**Stated problem**
Copy out all the lines where "EMERGING" shows up.

**Material for this exercise**
....
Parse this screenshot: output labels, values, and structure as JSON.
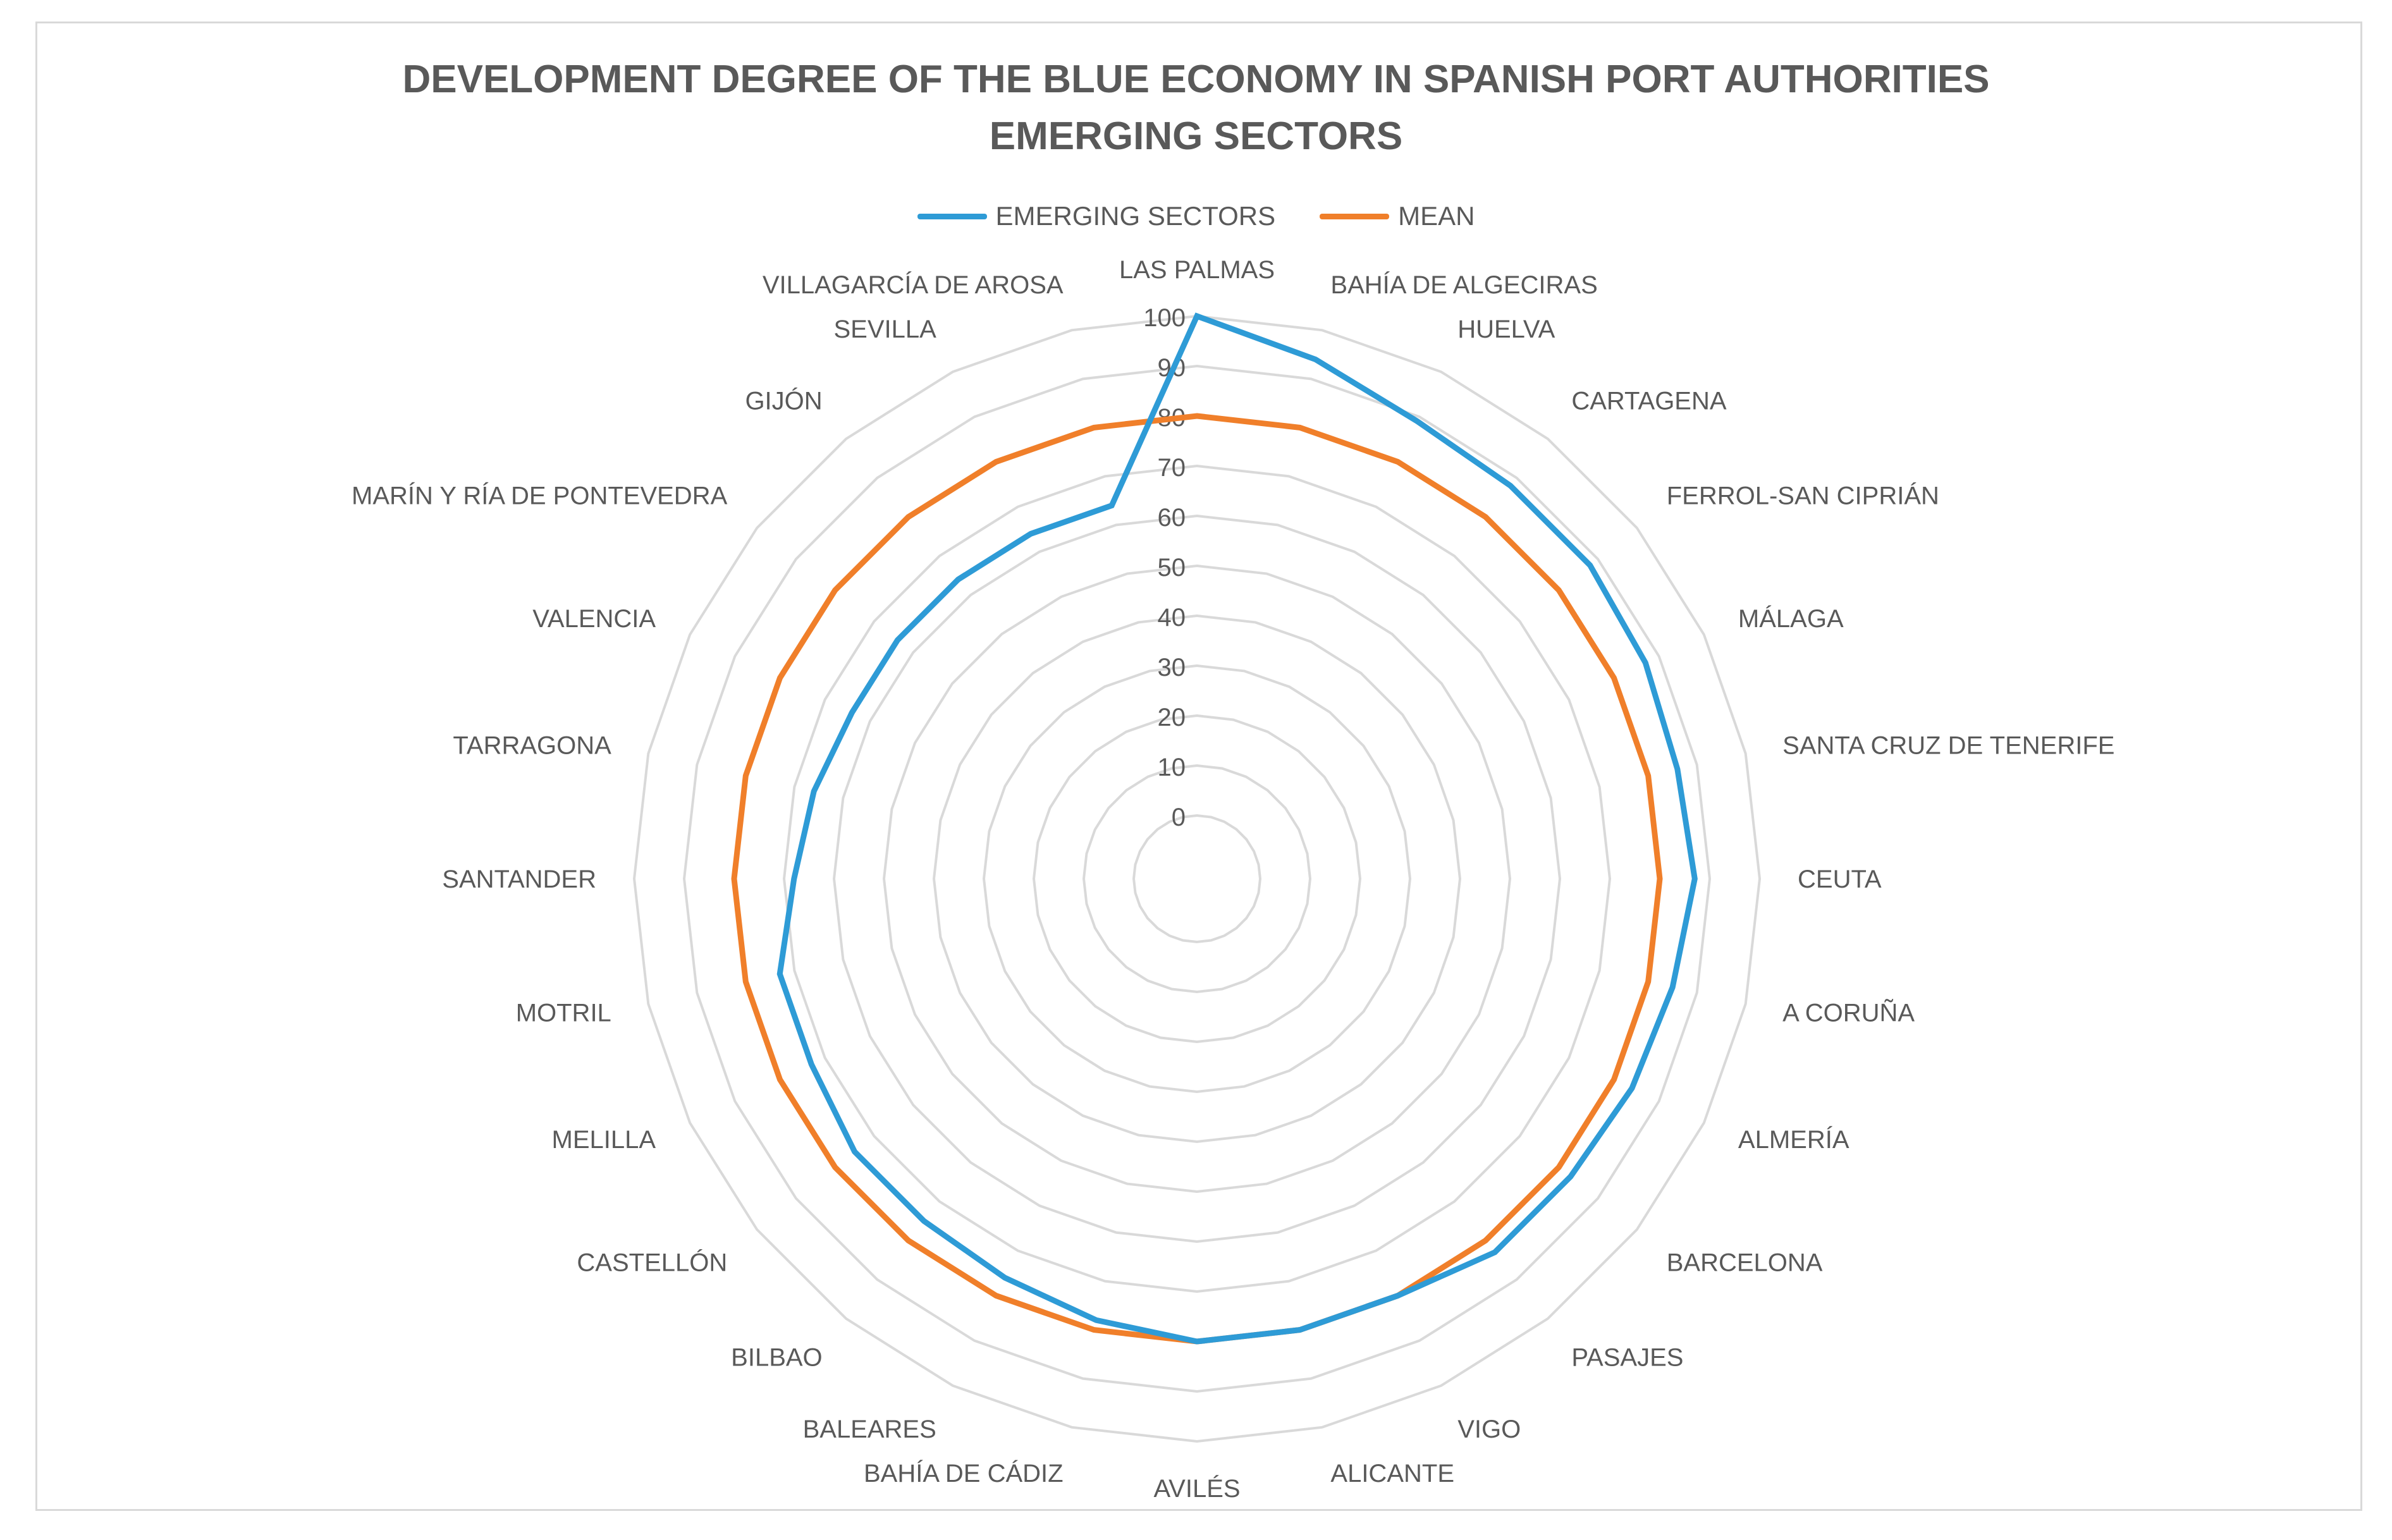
{
  "chart_data": {
    "type": "radar",
    "title": "DEVELOPMENT DEGREE OF THE BLUE ECONOMY IN SPANISH PORT AUTHORITIES",
    "subtitle": "EMERGING SECTORS",
    "legend_position": "top",
    "rlim": [
      0,
      100
    ],
    "ticks": [
      "0",
      "10",
      "20",
      "30",
      "40",
      "50",
      "60",
      "70",
      "80",
      "90",
      "100"
    ],
    "tick_values": [
      0,
      10,
      20,
      30,
      40,
      50,
      60,
      70,
      80,
      90,
      100
    ],
    "categories": [
      "LAS PALMAS",
      "BAHÍA DE ALGECIRAS",
      "HUELVA",
      "CARTAGENA",
      "FERROL-SAN CIPRIÁN",
      "MÁLAGA",
      "SANTA CRUZ DE TENERIFE",
      "CEUTA",
      "A CORUÑA",
      "ALMERÍA",
      "BARCELONA",
      "PASAJES",
      "VIGO",
      "ALICANTE",
      "AVILÉS",
      "BAHÍA DE CÁDIZ",
      "BALEARES",
      "BILBAO",
      "CASTELLÓN",
      "MELILLA",
      "MOTRIL",
      "SANTANDER",
      "TARRAGONA",
      "VALENCIA",
      "MARÍN Y RÍA DE PONTEVEDRA",
      "GIJÓN",
      "SEVILLA",
      "VILLAGARCÍA DE AROSA"
    ],
    "series": [
      {
        "name": "EMERGING SECTORS",
        "color": "#2e9bd6",
        "values": [
          100,
          94,
          89,
          88,
          88,
          87,
          86,
          87,
          85,
          84,
          83,
          83,
          80,
          80,
          80,
          78,
          76,
          75,
          75,
          73,
          73,
          68,
          66,
          64,
          64,
          64,
          64,
          64
        ]
      },
      {
        "name": "MEAN",
        "color": "#f07f2a",
        "values": [
          80,
          80,
          80,
          80,
          80,
          80,
          80,
          80,
          80,
          80,
          80,
          80,
          80,
          80,
          80,
          80,
          80,
          80,
          80,
          80,
          80,
          80,
          80,
          80,
          80,
          80,
          80,
          80
        ]
      }
    ]
  },
  "colors": {
    "grid": "#d9d9d9",
    "text": "#595959",
    "frame": "#d9d9d9"
  }
}
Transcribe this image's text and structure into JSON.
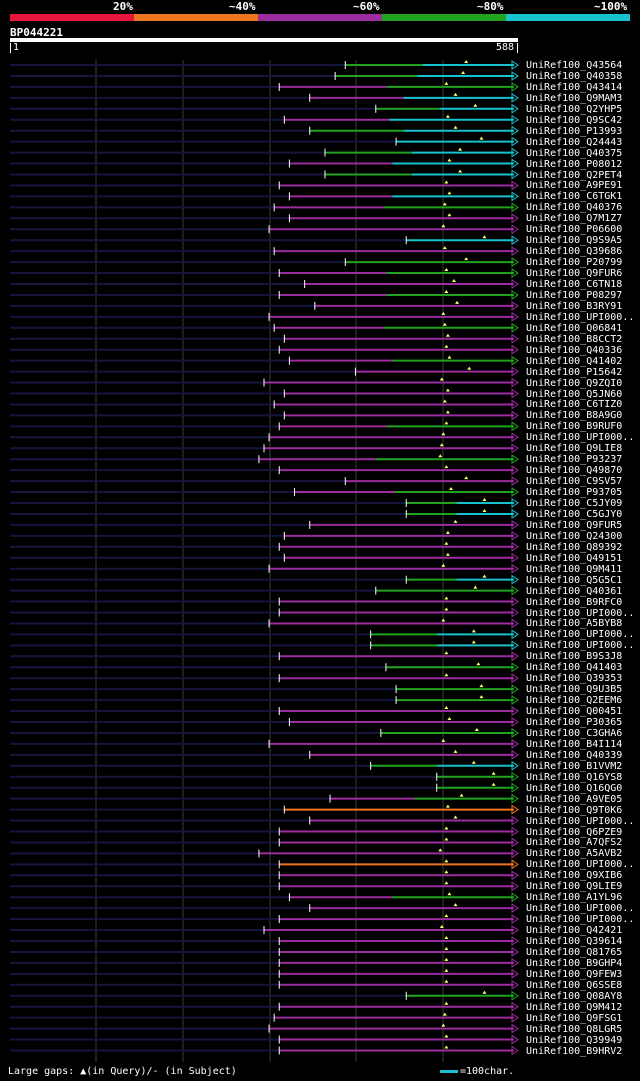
{
  "colors": {
    "20": "#e8163c",
    "40": "#ef7620",
    "60": "#9b2d9e",
    "80": "#21a31f",
    "100": "#17c2cc",
    "grid": "#3a3a3a",
    "unaligned": "#15153f",
    "gap": "#ffff66"
  },
  "scale_labels": [
    "20%",
    "~40%",
    "~60%",
    "~80%",
    "~100%"
  ],
  "query": {
    "name": "BP044221",
    "start": "1",
    "end": "588"
  },
  "legend": {
    "text": "Large gaps: ▲(in Query)/- (in Subject)",
    "key": "=100char."
  },
  "hits": [
    {
      "name": "UniRef100_Q43564",
      "c": "80",
      "s": 0.66,
      "tail": "100"
    },
    {
      "name": "UniRef100_Q40358",
      "c": "80",
      "s": 0.64,
      "tail": "100"
    },
    {
      "name": "UniRef100_Q43414",
      "c": "60",
      "s": 0.53,
      "tail": "80"
    },
    {
      "name": "UniRef100_Q9MAM3",
      "c": "60",
      "s": 0.59,
      "tail": "100"
    },
    {
      "name": "UniRef100_Q2YHP5",
      "c": "80",
      "s": 0.72,
      "tail": "100"
    },
    {
      "name": "UniRef100_Q9SC42",
      "c": "60",
      "s": 0.54,
      "tail": "100"
    },
    {
      "name": "UniRef100_P13993",
      "c": "80",
      "s": 0.59,
      "tail": "100"
    },
    {
      "name": "UniRef100_Q24443",
      "c": "100",
      "s": 0.76
    },
    {
      "name": "UniRef100_Q40375",
      "c": "80",
      "s": 0.62,
      "tail": "100"
    },
    {
      "name": "UniRef100_P08012",
      "c": "60",
      "s": 0.55,
      "tail": "100"
    },
    {
      "name": "UniRef100_Q2PET4",
      "c": "80",
      "s": 0.62,
      "tail": "100"
    },
    {
      "name": "UniRef100_A9PE91",
      "c": "60",
      "s": 0.53
    },
    {
      "name": "UniRef100_C6TGK1",
      "c": "60",
      "s": 0.55,
      "tail": "100"
    },
    {
      "name": "UniRef100_Q40376",
      "c": "60",
      "s": 0.52,
      "tail": "80"
    },
    {
      "name": "UniRef100_Q7M1Z7",
      "c": "60",
      "s": 0.55
    },
    {
      "name": "UniRef100_P06600",
      "c": "60",
      "s": 0.51
    },
    {
      "name": "UniRef100_Q9S9A5",
      "c": "100",
      "s": 0.78
    },
    {
      "name": "UniRef100_Q39686",
      "c": "60",
      "s": 0.52
    },
    {
      "name": "UniRef100_P20799",
      "c": "80",
      "s": 0.66
    },
    {
      "name": "UniRef100_Q9FUR6",
      "c": "60",
      "s": 0.53,
      "tail": "80"
    },
    {
      "name": "UniRef100_C6TN18",
      "c": "60",
      "s": 0.58
    },
    {
      "name": "UniRef100_P08297",
      "c": "60",
      "s": 0.53,
      "tail": "80"
    },
    {
      "name": "UniRef100_B3RY91",
      "c": "60",
      "s": 0.6
    },
    {
      "name": "UniRef100_UPI000..",
      "c": "60",
      "s": 0.51
    },
    {
      "name": "UniRef100_Q06841",
      "c": "60",
      "s": 0.52,
      "tail": "80"
    },
    {
      "name": "UniRef100_B8CCT2",
      "c": "60",
      "s": 0.54
    },
    {
      "name": "UniRef100_Q40336",
      "c": "60",
      "s": 0.53
    },
    {
      "name": "UniRef100_Q41402",
      "c": "60",
      "s": 0.55,
      "tail": "80"
    },
    {
      "name": "UniRef100_P15642",
      "c": "60",
      "s": 0.68
    },
    {
      "name": "UniRef100_Q9ZQI0",
      "c": "60",
      "s": 0.5
    },
    {
      "name": "UniRef100_Q5JN60",
      "c": "60",
      "s": 0.54
    },
    {
      "name": "UniRef100_C6TIZ0",
      "c": "60",
      "s": 0.52
    },
    {
      "name": "UniRef100_B8A9G0",
      "c": "60",
      "s": 0.54
    },
    {
      "name": "UniRef100_B9RUF0",
      "c": "60",
      "s": 0.53,
      "tail": "80"
    },
    {
      "name": "UniRef100_UPI000..",
      "c": "60",
      "s": 0.51
    },
    {
      "name": "UniRef100_Q9LIE8",
      "c": "60",
      "s": 0.5
    },
    {
      "name": "UniRef100_P93237",
      "c": "60",
      "s": 0.49,
      "tail": "80"
    },
    {
      "name": "UniRef100_Q49870",
      "c": "60",
      "s": 0.53
    },
    {
      "name": "UniRef100_C9SV57",
      "c": "60",
      "s": 0.66
    },
    {
      "name": "UniRef100_P93705",
      "c": "60",
      "s": 0.56,
      "tail": "80"
    },
    {
      "name": "UniRef100_C5JY09",
      "c": "80",
      "s": 0.78,
      "tail": "100"
    },
    {
      "name": "UniRef100_C5GJY0",
      "c": "80",
      "s": 0.78,
      "tail": "100"
    },
    {
      "name": "UniRef100_Q9FUR5",
      "c": "60",
      "s": 0.59
    },
    {
      "name": "UniRef100_Q24300",
      "c": "60",
      "s": 0.54
    },
    {
      "name": "UniRef100_Q89392",
      "c": "60",
      "s": 0.53
    },
    {
      "name": "UniRef100_Q49151",
      "c": "60",
      "s": 0.54
    },
    {
      "name": "UniRef100_Q9M411",
      "c": "60",
      "s": 0.51
    },
    {
      "name": "UniRef100_Q5G5C1",
      "c": "80",
      "s": 0.78,
      "tail": "100"
    },
    {
      "name": "UniRef100_Q40361",
      "c": "80",
      "s": 0.72
    },
    {
      "name": "UniRef100_B9RFC0",
      "c": "60",
      "s": 0.53
    },
    {
      "name": "UniRef100_UPI000..",
      "c": "60",
      "s": 0.53
    },
    {
      "name": "UniRef100_A5BYB8",
      "c": "60",
      "s": 0.51
    },
    {
      "name": "UniRef100_UPI000..",
      "c": "80",
      "s": 0.71,
      "tail": "100"
    },
    {
      "name": "UniRef100_UPI000..",
      "c": "80",
      "s": 0.71,
      "tail": "100"
    },
    {
      "name": "UniRef100_B9S3J8",
      "c": "60",
      "s": 0.53
    },
    {
      "name": "UniRef100_Q41403",
      "c": "80",
      "s": 0.74
    },
    {
      "name": "UniRef100_Q39353",
      "c": "60",
      "s": 0.53
    },
    {
      "name": "UniRef100_Q9U3B5",
      "c": "80",
      "s": 0.76
    },
    {
      "name": "UniRef100_Q2EEM6",
      "c": "80",
      "s": 0.76
    },
    {
      "name": "UniRef100_Q00451",
      "c": "60",
      "s": 0.53
    },
    {
      "name": "UniRef100_P30365",
      "c": "60",
      "s": 0.55
    },
    {
      "name": "UniRef100_C3GHA6",
      "c": "80",
      "s": 0.73
    },
    {
      "name": "UniRef100_B4I114",
      "c": "60",
      "s": 0.51
    },
    {
      "name": "UniRef100_Q40339",
      "c": "60",
      "s": 0.59
    },
    {
      "name": "UniRef100_B1VVM2",
      "c": "80",
      "s": 0.71,
      "tail": "100"
    },
    {
      "name": "UniRef100_Q16YS8",
      "c": "80",
      "s": 0.84
    },
    {
      "name": "UniRef100_Q16QG0",
      "c": "80",
      "s": 0.84
    },
    {
      "name": "UniRef100_A9VE05",
      "c": "60",
      "s": 0.63,
      "tail": "80"
    },
    {
      "name": "UniRef100_Q9T0K6",
      "c": "40",
      "s": 0.54
    },
    {
      "name": "UniRef100_UPI000..",
      "c": "60",
      "s": 0.59
    },
    {
      "name": "UniRef100_Q6PZE9",
      "c": "60",
      "s": 0.53
    },
    {
      "name": "UniRef100_A7QFS2",
      "c": "60",
      "s": 0.53
    },
    {
      "name": "UniRef100_A5AVB2",
      "c": "60",
      "s": 0.49
    },
    {
      "name": "UniRef100_UPI000..",
      "c": "40",
      "s": 0.53
    },
    {
      "name": "UniRef100_Q9XIB6",
      "c": "60",
      "s": 0.53
    },
    {
      "name": "UniRef100_Q9LIE9",
      "c": "60",
      "s": 0.53
    },
    {
      "name": "UniRef100_A1YL96",
      "c": "60",
      "s": 0.55,
      "tail": "80"
    },
    {
      "name": "UniRef100_UPI000..",
      "c": "60",
      "s": 0.59
    },
    {
      "name": "UniRef100_UPI000..",
      "c": "60",
      "s": 0.53
    },
    {
      "name": "UniRef100_Q42421",
      "c": "60",
      "s": 0.5
    },
    {
      "name": "UniRef100_Q39614",
      "c": "60",
      "s": 0.53
    },
    {
      "name": "UniRef100_Q81765",
      "c": "60",
      "s": 0.53
    },
    {
      "name": "UniRef100_B9GHP4",
      "c": "60",
      "s": 0.53
    },
    {
      "name": "UniRef100_Q9FEW3",
      "c": "60",
      "s": 0.53
    },
    {
      "name": "UniRef100_Q6SSE8",
      "c": "60",
      "s": 0.53
    },
    {
      "name": "UniRef100_Q08AY8",
      "c": "80",
      "s": 0.78
    },
    {
      "name": "UniRef100_Q9M412",
      "c": "60",
      "s": 0.53
    },
    {
      "name": "UniRef100_Q9FSG1",
      "c": "60",
      "s": 0.52
    },
    {
      "name": "UniRef100_Q8LGR5",
      "c": "60",
      "s": 0.51
    },
    {
      "name": "UniRef100_Q39949",
      "c": "60",
      "s": 0.53
    },
    {
      "name": "UniRef100_B9HRV2",
      "c": "60",
      "s": 0.53
    }
  ]
}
....
**Output of the exercise**
    "subtitle": "EMERGING SECTORS",
        "name": "EMERGING SECTORS",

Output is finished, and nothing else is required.